◆ Scopo del compito: Indica quale papa, secondo il passo citato sulla Chiesa e la tortura, incitò a servirsi della tortura assolvendo i chierici che avessero mutilato o ucciso il torturato.

◆ Passo citato:
|---|

E’ da notare intanto l’ipocrisia dei passaggi relativi alle “pratiche crudeli” che sarebbero state guardate dalla Chiesa “senza protesta” o mutuate dal diritto romano insegnando il dovere delle misericordia e vietando al clero di versare il sangue. Si tratta di menzogne in quanto l’atteggiamento della Chiesa è stato tutt’altro che di passiva accettazione o di clemenza: il divieto al clero di “versare il sangue” scomparve almeno da quando papi e vescovi guidarono gli eserciti in battaglia; Innocenzo IV e i suoi successori, come si è visto, hanno non solo introdotto ma “preteso” l’uso della tortura da parte delle autorità civili e Paolo IV ha incitato a servirsene, assolvendo i chierici che avessero mutilato o anche ucciso il torturato... Se poi pensiamo alle mutilazioni inflitte ai bestemmiatori, alla mazzolatura con squarto in vigore nello stato della chiesa e a tutto il resto elencato qui sopra si capisce che non ci fu certo nella Chiesa né clemenza né misericordia.

Altrettanto infondato è il tentativo di occultare le responsabilità della Chiesa, affermando che soltanto “nei tempi recenti” sarebbe divenuta evidente l’inutilità delle “pratiche crudeli” e che solo “oggi” lo stato avrebbe “mezzi incruenti... sufficienti per difendere” la società senza ricorrere alla pena di morte. Si è già detto come almeno da due secoli il pensiero laico avesse contestato la pena di morte e con ben altre ragioni.

|---|

◆ Voci fornite:

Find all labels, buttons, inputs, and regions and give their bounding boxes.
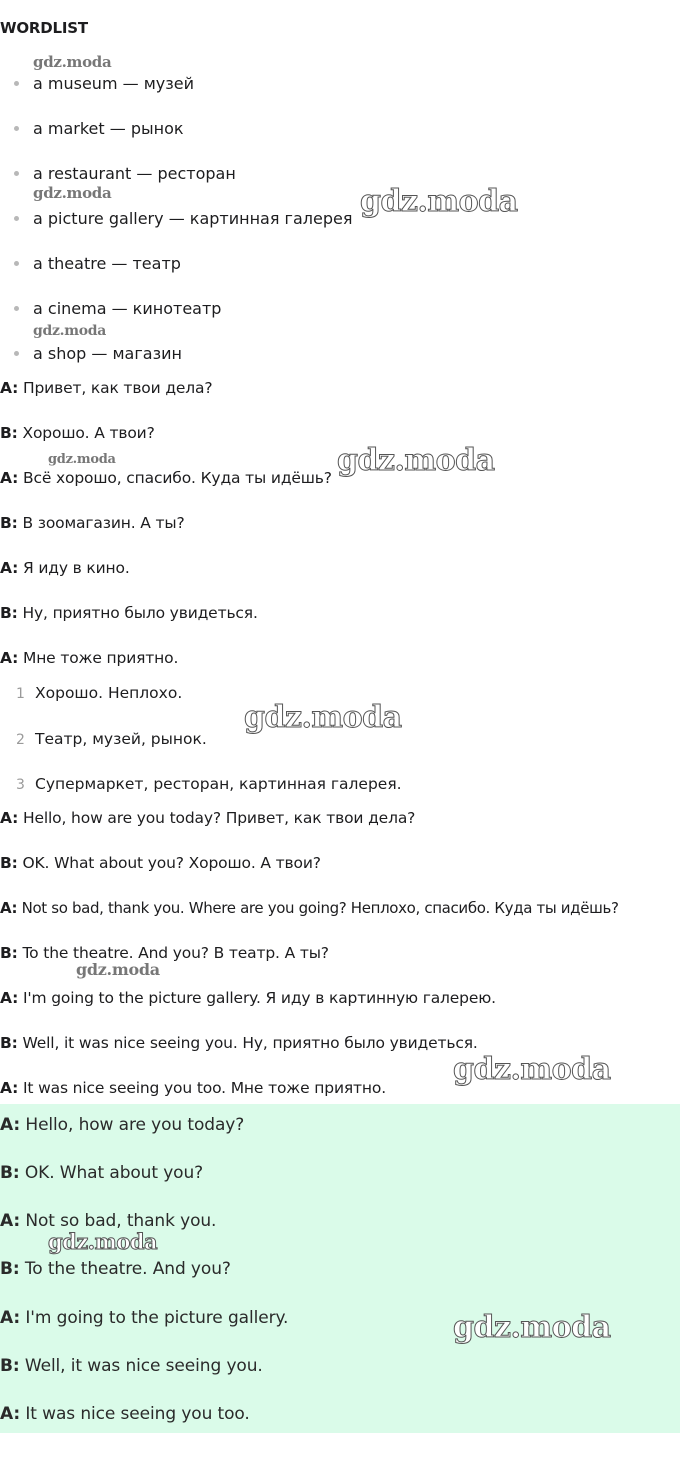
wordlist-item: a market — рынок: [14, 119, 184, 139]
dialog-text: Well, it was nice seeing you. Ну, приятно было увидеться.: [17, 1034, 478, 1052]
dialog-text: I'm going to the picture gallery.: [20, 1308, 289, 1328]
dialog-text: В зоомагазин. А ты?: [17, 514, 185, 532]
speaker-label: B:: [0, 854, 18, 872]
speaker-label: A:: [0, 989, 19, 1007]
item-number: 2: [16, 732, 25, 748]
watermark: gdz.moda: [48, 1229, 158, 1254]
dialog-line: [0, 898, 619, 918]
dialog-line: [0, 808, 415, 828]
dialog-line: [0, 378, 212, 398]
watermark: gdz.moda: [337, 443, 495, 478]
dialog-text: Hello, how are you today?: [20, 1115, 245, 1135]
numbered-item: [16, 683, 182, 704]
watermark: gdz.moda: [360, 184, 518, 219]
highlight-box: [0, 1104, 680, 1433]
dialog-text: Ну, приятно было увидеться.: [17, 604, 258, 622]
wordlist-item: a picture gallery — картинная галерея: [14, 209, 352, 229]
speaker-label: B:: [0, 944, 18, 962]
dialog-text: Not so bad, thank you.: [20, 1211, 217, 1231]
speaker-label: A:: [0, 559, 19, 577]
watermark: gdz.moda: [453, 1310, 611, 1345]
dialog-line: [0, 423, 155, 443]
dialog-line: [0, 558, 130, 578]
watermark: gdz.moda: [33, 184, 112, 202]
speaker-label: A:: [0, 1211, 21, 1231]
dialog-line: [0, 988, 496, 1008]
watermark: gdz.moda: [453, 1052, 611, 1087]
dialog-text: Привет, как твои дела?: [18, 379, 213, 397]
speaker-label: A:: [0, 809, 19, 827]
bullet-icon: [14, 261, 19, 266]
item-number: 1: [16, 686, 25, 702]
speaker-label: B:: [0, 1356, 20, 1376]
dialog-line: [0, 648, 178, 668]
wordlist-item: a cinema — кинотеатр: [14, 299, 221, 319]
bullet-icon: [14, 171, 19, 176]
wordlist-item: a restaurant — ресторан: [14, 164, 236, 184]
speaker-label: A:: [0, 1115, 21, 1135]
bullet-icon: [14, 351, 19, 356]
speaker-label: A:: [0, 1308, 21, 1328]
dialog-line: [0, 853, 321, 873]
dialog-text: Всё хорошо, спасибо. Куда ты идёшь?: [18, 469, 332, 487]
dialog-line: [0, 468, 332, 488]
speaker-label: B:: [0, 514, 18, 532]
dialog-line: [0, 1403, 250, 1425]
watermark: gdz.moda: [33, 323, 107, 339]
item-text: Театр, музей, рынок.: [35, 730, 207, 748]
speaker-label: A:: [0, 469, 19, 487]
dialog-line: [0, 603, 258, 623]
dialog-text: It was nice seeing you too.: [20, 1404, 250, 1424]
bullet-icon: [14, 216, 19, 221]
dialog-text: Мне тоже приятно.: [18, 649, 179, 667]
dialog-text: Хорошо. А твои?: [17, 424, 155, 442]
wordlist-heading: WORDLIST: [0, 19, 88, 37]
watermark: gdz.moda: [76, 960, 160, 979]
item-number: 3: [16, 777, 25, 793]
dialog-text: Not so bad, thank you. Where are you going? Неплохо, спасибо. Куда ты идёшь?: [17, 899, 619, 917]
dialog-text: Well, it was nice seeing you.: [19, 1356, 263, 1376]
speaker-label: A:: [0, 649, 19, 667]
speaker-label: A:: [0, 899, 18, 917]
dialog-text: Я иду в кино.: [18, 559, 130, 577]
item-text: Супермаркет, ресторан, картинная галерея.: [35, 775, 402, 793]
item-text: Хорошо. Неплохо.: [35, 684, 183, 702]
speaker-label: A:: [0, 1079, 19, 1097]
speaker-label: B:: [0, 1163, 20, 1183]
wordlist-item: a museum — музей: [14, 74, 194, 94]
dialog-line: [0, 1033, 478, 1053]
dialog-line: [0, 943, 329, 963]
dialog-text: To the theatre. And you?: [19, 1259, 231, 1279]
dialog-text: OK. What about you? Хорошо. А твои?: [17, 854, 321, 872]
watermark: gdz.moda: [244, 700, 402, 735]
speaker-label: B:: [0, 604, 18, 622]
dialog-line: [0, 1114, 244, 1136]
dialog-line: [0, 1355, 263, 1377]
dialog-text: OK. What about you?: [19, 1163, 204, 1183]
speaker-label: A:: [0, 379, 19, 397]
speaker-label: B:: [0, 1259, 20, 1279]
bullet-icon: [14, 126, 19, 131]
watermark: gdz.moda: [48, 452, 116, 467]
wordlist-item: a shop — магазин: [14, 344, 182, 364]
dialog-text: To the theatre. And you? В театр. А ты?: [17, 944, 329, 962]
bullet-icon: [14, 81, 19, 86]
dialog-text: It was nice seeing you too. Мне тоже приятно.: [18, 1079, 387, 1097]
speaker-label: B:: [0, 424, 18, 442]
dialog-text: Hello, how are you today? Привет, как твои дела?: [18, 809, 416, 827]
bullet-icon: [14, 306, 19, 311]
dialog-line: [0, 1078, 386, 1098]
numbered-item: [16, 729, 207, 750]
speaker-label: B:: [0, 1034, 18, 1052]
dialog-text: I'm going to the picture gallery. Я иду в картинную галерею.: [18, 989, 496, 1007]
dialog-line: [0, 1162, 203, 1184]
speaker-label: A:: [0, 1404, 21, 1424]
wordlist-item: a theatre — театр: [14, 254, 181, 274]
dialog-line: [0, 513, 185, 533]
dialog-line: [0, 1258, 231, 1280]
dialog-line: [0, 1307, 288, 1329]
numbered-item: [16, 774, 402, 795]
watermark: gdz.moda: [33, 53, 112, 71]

|---|

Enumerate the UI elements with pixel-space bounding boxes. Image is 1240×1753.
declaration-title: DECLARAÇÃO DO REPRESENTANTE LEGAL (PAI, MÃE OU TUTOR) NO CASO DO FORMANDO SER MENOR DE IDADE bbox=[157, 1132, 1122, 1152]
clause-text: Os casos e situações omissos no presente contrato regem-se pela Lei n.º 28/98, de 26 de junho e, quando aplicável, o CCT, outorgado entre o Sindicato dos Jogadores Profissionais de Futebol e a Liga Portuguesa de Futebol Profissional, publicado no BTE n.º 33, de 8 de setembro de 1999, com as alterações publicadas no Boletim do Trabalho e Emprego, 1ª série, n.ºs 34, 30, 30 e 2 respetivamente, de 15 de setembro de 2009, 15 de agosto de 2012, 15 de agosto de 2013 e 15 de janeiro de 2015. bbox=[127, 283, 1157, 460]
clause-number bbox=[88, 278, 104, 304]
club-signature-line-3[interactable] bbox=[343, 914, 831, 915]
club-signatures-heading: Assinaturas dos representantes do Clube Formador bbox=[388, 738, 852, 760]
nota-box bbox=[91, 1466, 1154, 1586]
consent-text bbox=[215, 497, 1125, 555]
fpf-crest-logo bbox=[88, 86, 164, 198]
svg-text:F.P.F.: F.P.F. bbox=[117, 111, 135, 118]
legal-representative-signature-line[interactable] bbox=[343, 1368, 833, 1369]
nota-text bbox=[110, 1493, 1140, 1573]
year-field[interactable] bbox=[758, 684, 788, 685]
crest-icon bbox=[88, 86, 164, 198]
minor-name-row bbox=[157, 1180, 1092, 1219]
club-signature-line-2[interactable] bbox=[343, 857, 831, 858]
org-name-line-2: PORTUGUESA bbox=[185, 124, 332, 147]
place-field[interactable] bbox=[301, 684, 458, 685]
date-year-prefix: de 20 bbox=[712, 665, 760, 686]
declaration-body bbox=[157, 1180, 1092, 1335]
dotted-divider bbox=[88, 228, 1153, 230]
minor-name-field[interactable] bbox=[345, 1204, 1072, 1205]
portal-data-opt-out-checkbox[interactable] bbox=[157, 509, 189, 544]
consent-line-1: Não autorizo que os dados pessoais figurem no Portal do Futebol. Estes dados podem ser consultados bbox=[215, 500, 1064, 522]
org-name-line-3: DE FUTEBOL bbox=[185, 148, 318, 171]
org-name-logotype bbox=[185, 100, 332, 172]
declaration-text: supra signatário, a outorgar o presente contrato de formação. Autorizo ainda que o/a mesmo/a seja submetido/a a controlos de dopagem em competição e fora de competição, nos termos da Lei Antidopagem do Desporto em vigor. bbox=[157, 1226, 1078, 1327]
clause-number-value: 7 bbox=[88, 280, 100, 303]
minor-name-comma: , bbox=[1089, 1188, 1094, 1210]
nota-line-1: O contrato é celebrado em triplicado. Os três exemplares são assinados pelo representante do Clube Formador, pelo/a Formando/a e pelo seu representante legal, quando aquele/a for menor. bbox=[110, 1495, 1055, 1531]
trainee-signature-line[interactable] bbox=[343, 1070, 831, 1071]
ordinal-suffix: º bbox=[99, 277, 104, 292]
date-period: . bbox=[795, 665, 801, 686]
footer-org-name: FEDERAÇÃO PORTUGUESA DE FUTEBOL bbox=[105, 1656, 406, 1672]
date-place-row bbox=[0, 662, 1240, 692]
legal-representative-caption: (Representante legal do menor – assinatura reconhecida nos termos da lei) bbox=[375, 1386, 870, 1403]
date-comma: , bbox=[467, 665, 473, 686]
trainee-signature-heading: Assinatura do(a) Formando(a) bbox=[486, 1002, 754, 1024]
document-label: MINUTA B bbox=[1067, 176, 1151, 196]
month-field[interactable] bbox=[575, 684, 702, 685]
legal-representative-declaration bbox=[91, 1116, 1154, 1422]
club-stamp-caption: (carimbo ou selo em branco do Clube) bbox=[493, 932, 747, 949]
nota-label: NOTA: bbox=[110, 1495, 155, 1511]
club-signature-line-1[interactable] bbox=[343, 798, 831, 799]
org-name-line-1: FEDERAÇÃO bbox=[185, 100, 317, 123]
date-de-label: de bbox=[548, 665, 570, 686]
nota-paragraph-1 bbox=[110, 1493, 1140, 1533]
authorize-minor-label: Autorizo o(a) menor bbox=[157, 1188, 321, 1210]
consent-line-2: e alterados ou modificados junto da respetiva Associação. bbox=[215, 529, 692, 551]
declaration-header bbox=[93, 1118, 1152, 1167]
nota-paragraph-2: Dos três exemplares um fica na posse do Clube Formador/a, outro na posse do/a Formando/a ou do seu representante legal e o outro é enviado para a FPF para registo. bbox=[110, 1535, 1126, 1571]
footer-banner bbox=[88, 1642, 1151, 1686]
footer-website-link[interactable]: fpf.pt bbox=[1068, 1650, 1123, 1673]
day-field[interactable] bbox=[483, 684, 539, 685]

|---|

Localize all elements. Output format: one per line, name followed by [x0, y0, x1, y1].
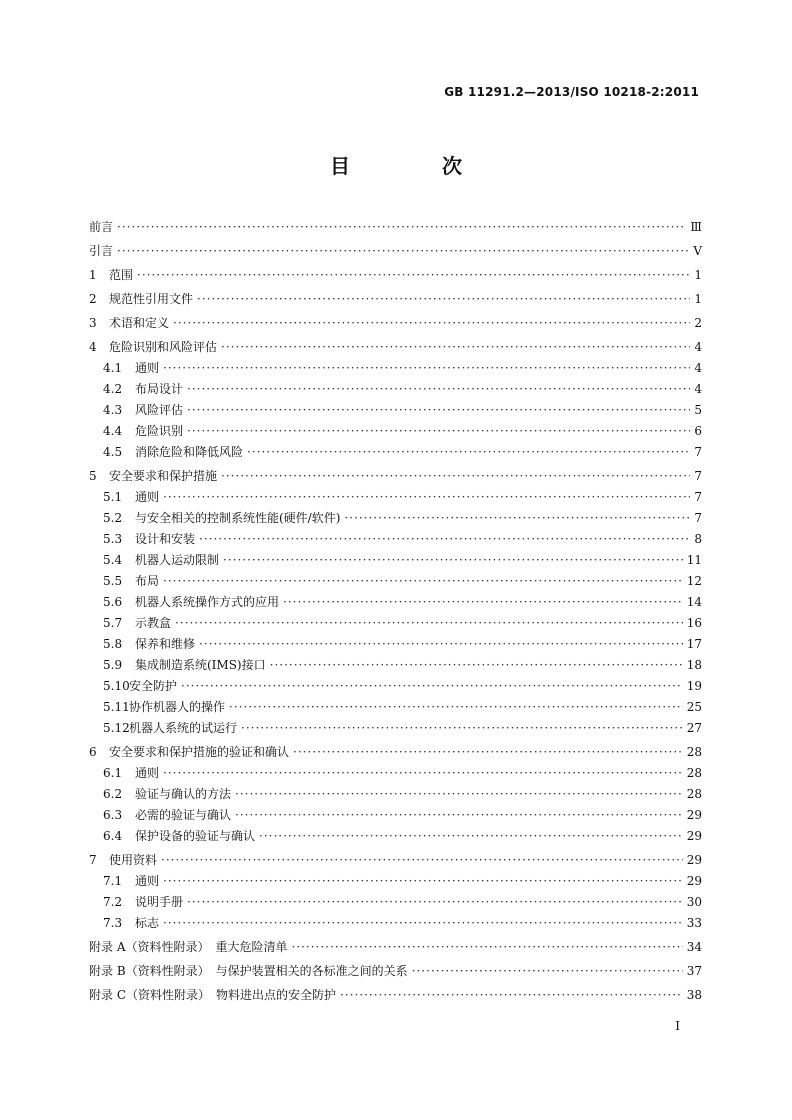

|---|

◆ Il risultato: Paolo IV.